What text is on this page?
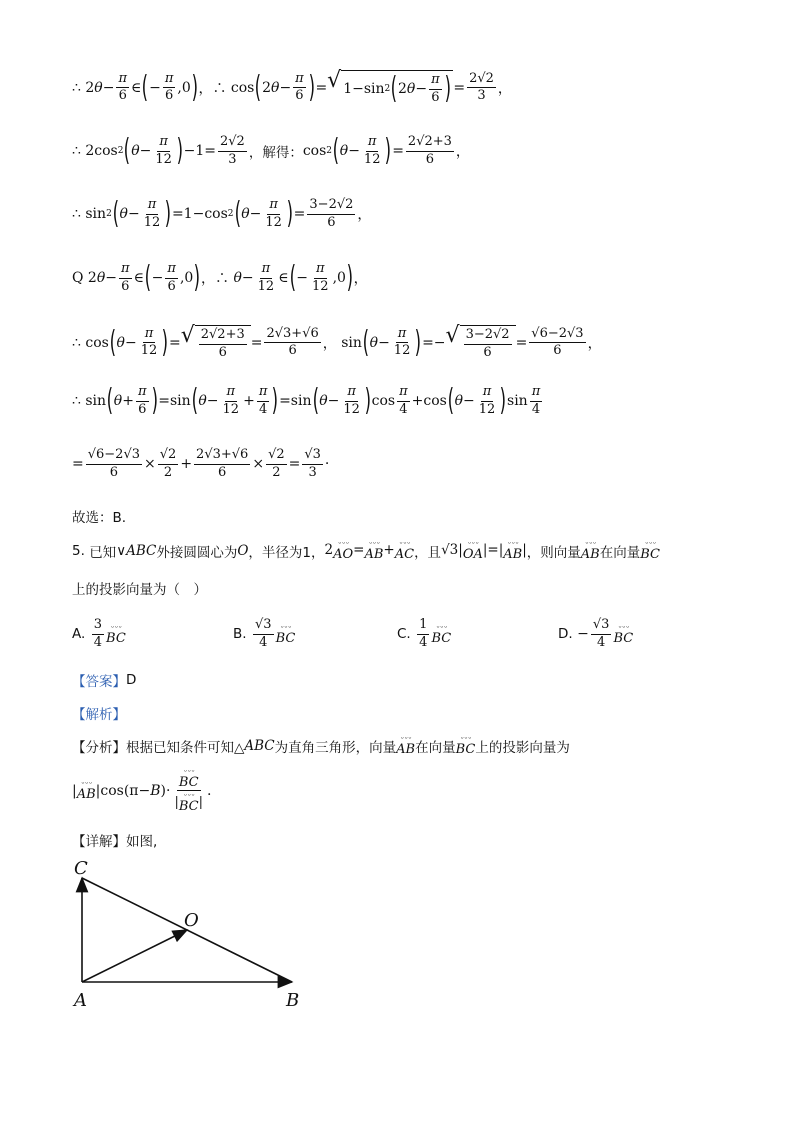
∴ 2 $\theta - \frac{\pi}{6}$ ∈ ( − $\frac{\pi}{6} ,0$ ) ，∴ cos ( 2 $\theta - \frac{\pi}{6}$ ) = √ 1−sin 2 ( 2 $\theta - \frac{\pi}{6}$ ) = $\frac{2√2}{3}$ ，
∴ 2cos 2 ( $\theta - \frac{\pi}{12}$ ) $-1= \frac{2√2}{3}$ ，解得： cos 2 ( $\theta - \frac{\pi}{12}$ ) = $\frac{2√2+3}{6}$ ，
∴ sin 2 ( $\theta - \frac{\pi}{12}$ ) =1−cos 2 ( $\theta - \frac{\pi}{12}$ ) = $\frac{3-2√2}{6}$ ，
Q 2 $\theta - \frac{\pi}{6}$ ∈ ( − $\frac{\pi}{6} ,0$ ) ，∴
$\theta - \frac{\pi}{12}$ ∈ ( − $\frac{\pi}{12} ,0$ ) ，
∴ cos ( $\theta - \frac{\pi}{12}$ ) = √ $\frac{2√2+3}{6} = \frac{2√3+√6}{6}$ ， sin ( $\theta - \frac{\pi}{12}$ ) =− √ $\frac{3-2√2}{6} = \frac{√6-2√3}{6}$ ，
∴ sin ( $\theta + \frac{\pi}{6}$ ) =sin ( $\theta - \frac{\pi}{12} + \frac{\pi}{4}$ ) =sin ( $\theta - \frac{\pi}{12}$ ) $\cos \frac{\pi}{4} +\cos$ ( $\theta - \frac{\pi}{12}$ ) $\sin \frac{\pi}{4}$
= $\frac{√6-2√3}{6} \times \frac{√2}{2} + \frac{2√3+√6}{6} \times \frac{√2}{2} = \frac{√3}{3}$ ·
故选：B.
5.
已知 ∨ ABC 外接圆圆心为 O ，半径为1， 2 ᵕᵕᵕ
AO = ᵕᵕᵕ
AB + ᵕᵕᵕ
AC ，且 √3| ᵕᵕᵕ
OA |=| ᵕᵕᵕ
AB | ，则向量
ᵕᵕᵕ
AB 在向量
ᵕᵕᵕ
BC
上的投影向量为（　）
A.
$\frac{3}{4}$ ᵕᵕᵕ
BC	B.
$\frac{√3}{4}$ ᵕᵕᵕ
BC	C.
$\frac{1}{4}$ ᵕᵕᵕ
BC	D.
− $\frac{√3}{4}$ ᵕᵕᵕ
BC
【答案】 D
【解析】
【分析】 根据已知条件可知△ ABC 为直角三角形，向量
ᵕᵕᵕ
AB 在向量
ᵕᵕᵕ
BC 上的投影向量为
| ᵕᵕᵕ
AB |cos(π− B )· ᵕᵕᵕ
BC
| ᵕᵕᵕ
BC | .
【详解】 如图,
C
O
A	B
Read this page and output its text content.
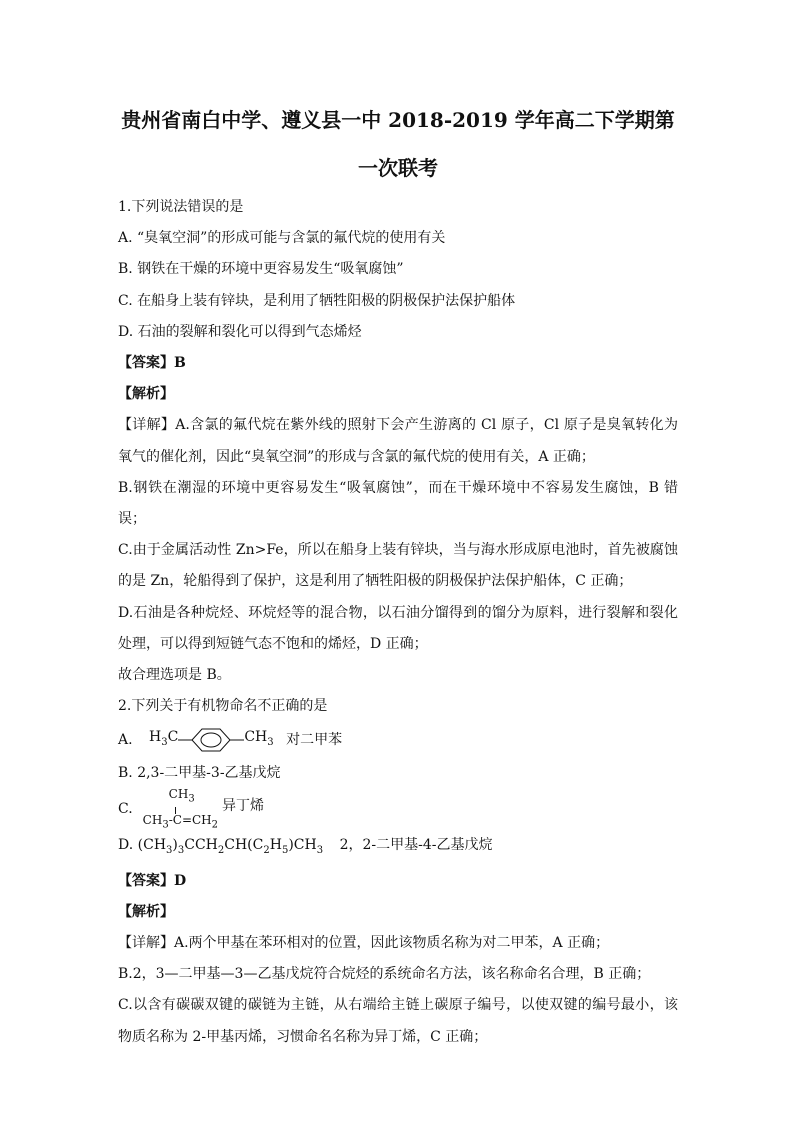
贵州省南白中学、遵义县一中 2018-2019 学年高二下学期第
一次联考

1.下列说法错误的是

A. “臭氧空洞”的形成可能与含氯的氟代烷的使用有关

B. 钢铁在干燥的环境中更容易发生“吸氧腐蚀”

C. 在船身上装有锌块，是利用了牺牲阳极的阴极保护法保护船体

D. 石油的裂解和裂化可以得到气态烯烃

【答案】B

【解析】

【详解】A.含氯的氟代烷在紫外线的照射下会产生游离的 Cl 原子，Cl 原子是臭氧转化为氧气的催化剂，因此“臭氧空洞”的形成与含氯的氟代烷的使用有关，A 正确；

B.钢铁在潮湿的环境中更容易发生“吸氧腐蚀”，而在干燥环境中不容易发生腐蚀，B 错误；

C.由于金属活动性 Zn>Fe，所以在船身上装有锌块，当与海水形成原电池时，首先被腐蚀的是 Zn，轮船得到了保护，这是利用了牺牲阳极的阴极保护法保护船体，C 正确；

D.石油是各种烷烃、环烷烃等的混合物，以石油分馏得到的馏分为原料，进行裂解和裂化处理，可以得到短链气态不饱和的烯烃，D 正确；

故合理选项是 B。

2.下列关于有机物命名不正确的是

A. $H_3C$	$CH_3$ 对二甲苯

B. 2,3-二甲基-3-乙基戊烷

C.
$CH_3$
$CH_3-C=CH_2$
异丁烯

D. $(CH_3)_3CCH_2CH(C_2H_5)CH_3$ 2，2-二甲基-4-乙基戊烷

【答案】D

【解析】

【详解】A.两个甲基在苯环相对的位置，因此该物质名称为对二甲苯，A 正确；

B.2，3—二甲基—3—乙基戊烷符合烷烃的系统命名方法，该名称命名合理，B 正确；

C.以含有碳碳双键的碳链为主链，从右端给主链上碳原子编号，以使双键的编号最小，该物质名称为 2-甲基丙烯，习惯命名名称为异丁烯，C 正确；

***

### EXERCISE GOAL
Please transcribe the material above exactly as written. Leave the pictures out.

### THE RESULT
What text is on this page?
∴ 2 $\theta - \frac{\pi}{6}$ ∈ ( − $\frac{\pi}{6} ,0$ ) ，∴ cos ( 2 $\theta - \frac{\pi}{6}$ ) = √ 1−sin 2 ( 2 $\theta - \frac{\pi}{6}$ ) = $\frac{2√2}{3}$ ，
∴ 2cos 2 ( $\theta - \frac{\pi}{12}$ ) $-1= \frac{2√2}{3}$ ，解得： cos 2 ( $\theta - \frac{\pi}{12}$ ) = $\frac{2√2+3}{6}$ ，
∴ sin 2 ( $\theta - \frac{\pi}{12}$ ) =1−cos 2 ( $\theta - \frac{\pi}{12}$ ) = $\frac{3-2√2}{6}$ ，
Q 2 $\theta - \frac{\pi}{6}$ ∈ ( − $\frac{\pi}{6} ,0$ ) ，∴
$\theta - \frac{\pi}{12}$ ∈ ( − $\frac{\pi}{12} ,0$ ) ，
∴ cos ( $\theta - \frac{\pi}{12}$ ) = √ $\frac{2√2+3}{6} = \frac{2√3+√6}{6}$ ， sin ( $\theta - \frac{\pi}{12}$ ) =− √ $\frac{3-2√2}{6} = \frac{√6-2√3}{6}$ ，
∴ sin ( $\theta + \frac{\pi}{6}$ ) =sin ( $\theta - \frac{\pi}{12} + \frac{\pi}{4}$ ) =sin ( $\theta - \frac{\pi}{12}$ ) $\cos \frac{\pi}{4} +\cos$ ( $\theta - \frac{\pi}{12}$ ) $\sin \frac{\pi}{4}$
= $\frac{√6-2√3}{6} \times \frac{√2}{2} + \frac{2√3+√6}{6} \times \frac{√2}{2} = \frac{√3}{3}$ ·
故选：B.
5.
已知 ∨ ABC 外接圆圆心为 O ，半径为1， 2 ᵕᵕᵕ
AO = ᵕᵕᵕ
AB + ᵕᵕᵕ
AC ，且 √3| ᵕᵕᵕ
OA |=| ᵕᵕᵕ
AB | ，则向量
ᵕᵕᵕ
AB 在向量
ᵕᵕᵕ
BC
上的投影向量为（　）
A.
$\frac{3}{4}$ ᵕᵕᵕ
BC	B.
$\frac{√3}{4}$ ᵕᵕᵕ
BC	C.
$\frac{1}{4}$ ᵕᵕᵕ
BC	D.
− $\frac{√3}{4}$ ᵕᵕᵕ
BC
【答案】 D
【解析】
【分析】 根据已知条件可知△ ABC 为直角三角形，向量
ᵕᵕᵕ
AB 在向量
ᵕᵕᵕ
BC 上的投影向量为
| ᵕᵕᵕ
AB |cos(π− B )· ᵕᵕᵕ
BC
| ᵕᵕᵕ
BC | .
【详解】 如图,
C
O
A	B
Read this page and output its text content.
贵州省南白中学、遵义县一中 2018-2019 学年高二下学期第
一次联考

1.下列说法错误的是

A. “臭氧空洞”的形成可能与含氯的氟代烷的使用有关

B. 钢铁在干燥的环境中更容易发生“吸氧腐蚀”

C. 在船身上装有锌块，是利用了牺牲阳极的阴极保护法保护船体

D. 石油的裂解和裂化可以得到气态烯烃

【答案】B

【解析】

【详解】A.含氯的氟代烷在紫外线的照射下会产生游离的 Cl 原子，Cl 原子是臭氧转化为氧气的催化剂，因此“臭氧空洞”的形成与含氯的氟代烷的使用有关，A 正确；

B.钢铁在潮湿的环境中更容易发生“吸氧腐蚀”，而在干燥环境中不容易发生腐蚀，B 错误；

C.由于金属活动性 Zn>Fe，所以在船身上装有锌块，当与海水形成原电池时，首先被腐蚀的是 Zn，轮船得到了保护，这是利用了牺牲阳极的阴极保护法保护船体，C 正确；

D.石油是各种烷烃、环烷烃等的混合物，以石油分馏得到的馏分为原料，进行裂解和裂化处理，可以得到短链气态不饱和的烯烃，D 正确；

故合理选项是 B。

2.下列关于有机物命名不正确的是

A. $H_3C$	$CH_3$ 对二甲苯

B. 2,3-二甲基-3-乙基戊烷

C.
$CH_3$
$CH_3-C=CH_2$
异丁烯

D. $(CH_3)_3CCH_2CH(C_2H_5)CH_3$ 2，2-二甲基-4-乙基戊烷

【答案】D

【解析】

【详解】A.两个甲基在苯环相对的位置，因此该物质名称为对二甲苯，A 正确；

B.2，3—二甲基—3—乙基戊烷符合烷烃的系统命名方法，该名称命名合理，B 正确；

C.以含有碳碳双键的碳链为主链，从右端给主链上碳原子编号，以使双键的编号最小，该物质名称为 2-甲基丙烯，习惯命名名称为异丁烯，C 正确；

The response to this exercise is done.